What you return should match every record exactly, with the images removed.

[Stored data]
####################

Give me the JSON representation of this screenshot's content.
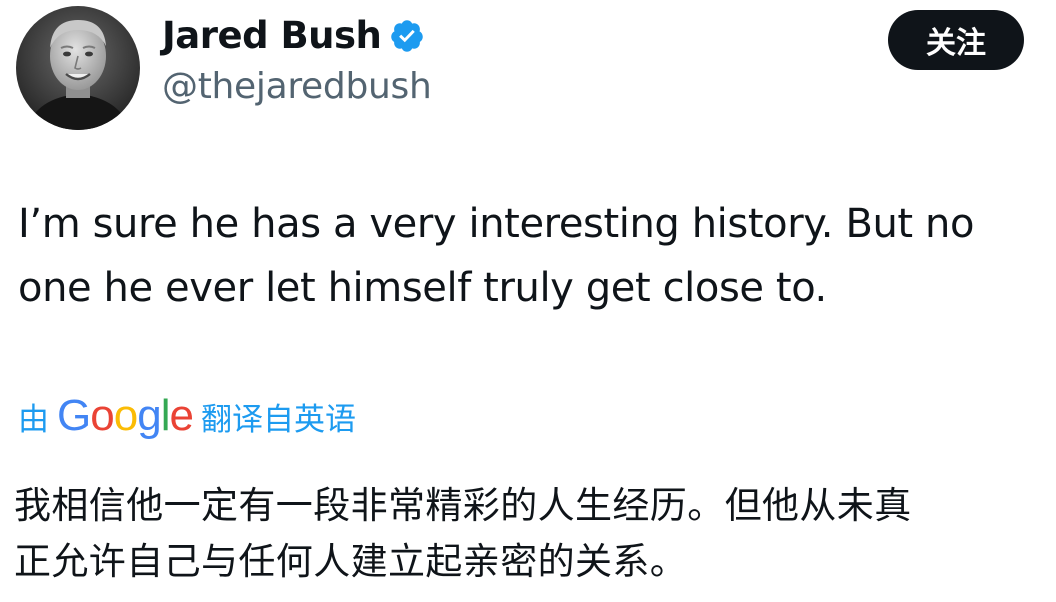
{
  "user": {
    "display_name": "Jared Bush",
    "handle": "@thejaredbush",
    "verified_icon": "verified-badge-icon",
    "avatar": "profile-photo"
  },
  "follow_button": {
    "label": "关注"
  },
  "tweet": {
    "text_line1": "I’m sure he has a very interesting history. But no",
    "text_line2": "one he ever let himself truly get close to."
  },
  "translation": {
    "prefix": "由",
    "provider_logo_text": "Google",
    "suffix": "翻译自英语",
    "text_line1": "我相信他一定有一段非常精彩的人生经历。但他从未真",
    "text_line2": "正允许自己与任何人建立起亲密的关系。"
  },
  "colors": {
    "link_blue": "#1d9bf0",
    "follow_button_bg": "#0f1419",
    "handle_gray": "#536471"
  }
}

####################

→ Correct response
Give me the JSON representation of this screenshot's content.
{
  "user": {
    "display_name": "Jared Bush",
    "handle": "@thejaredbush",
    "verified_icon": "verified-badge-icon",
    "avatar": "profile-photo"
  },
  "follow_button": {
    "label": "关注"
  },
  "tweet": {
    "text_line1": "I’m sure he has a very interesting history. But no",
    "text_line2": "one he ever let himself truly get close to."
  },
  "translation": {
    "prefix": "由",
    "provider_logo_text": "Google",
    "suffix": "翻译自英语",
    "text_line1": "我相信他一定有一段非常精彩的人生经历。但他从未真",
    "text_line2": "正允许自己与任何人建立起亲密的关系。"
  },
  "colors": {
    "link_blue": "#1d9bf0",
    "follow_button_bg": "#0f1419",
    "handle_gray": "#536471"
  }
}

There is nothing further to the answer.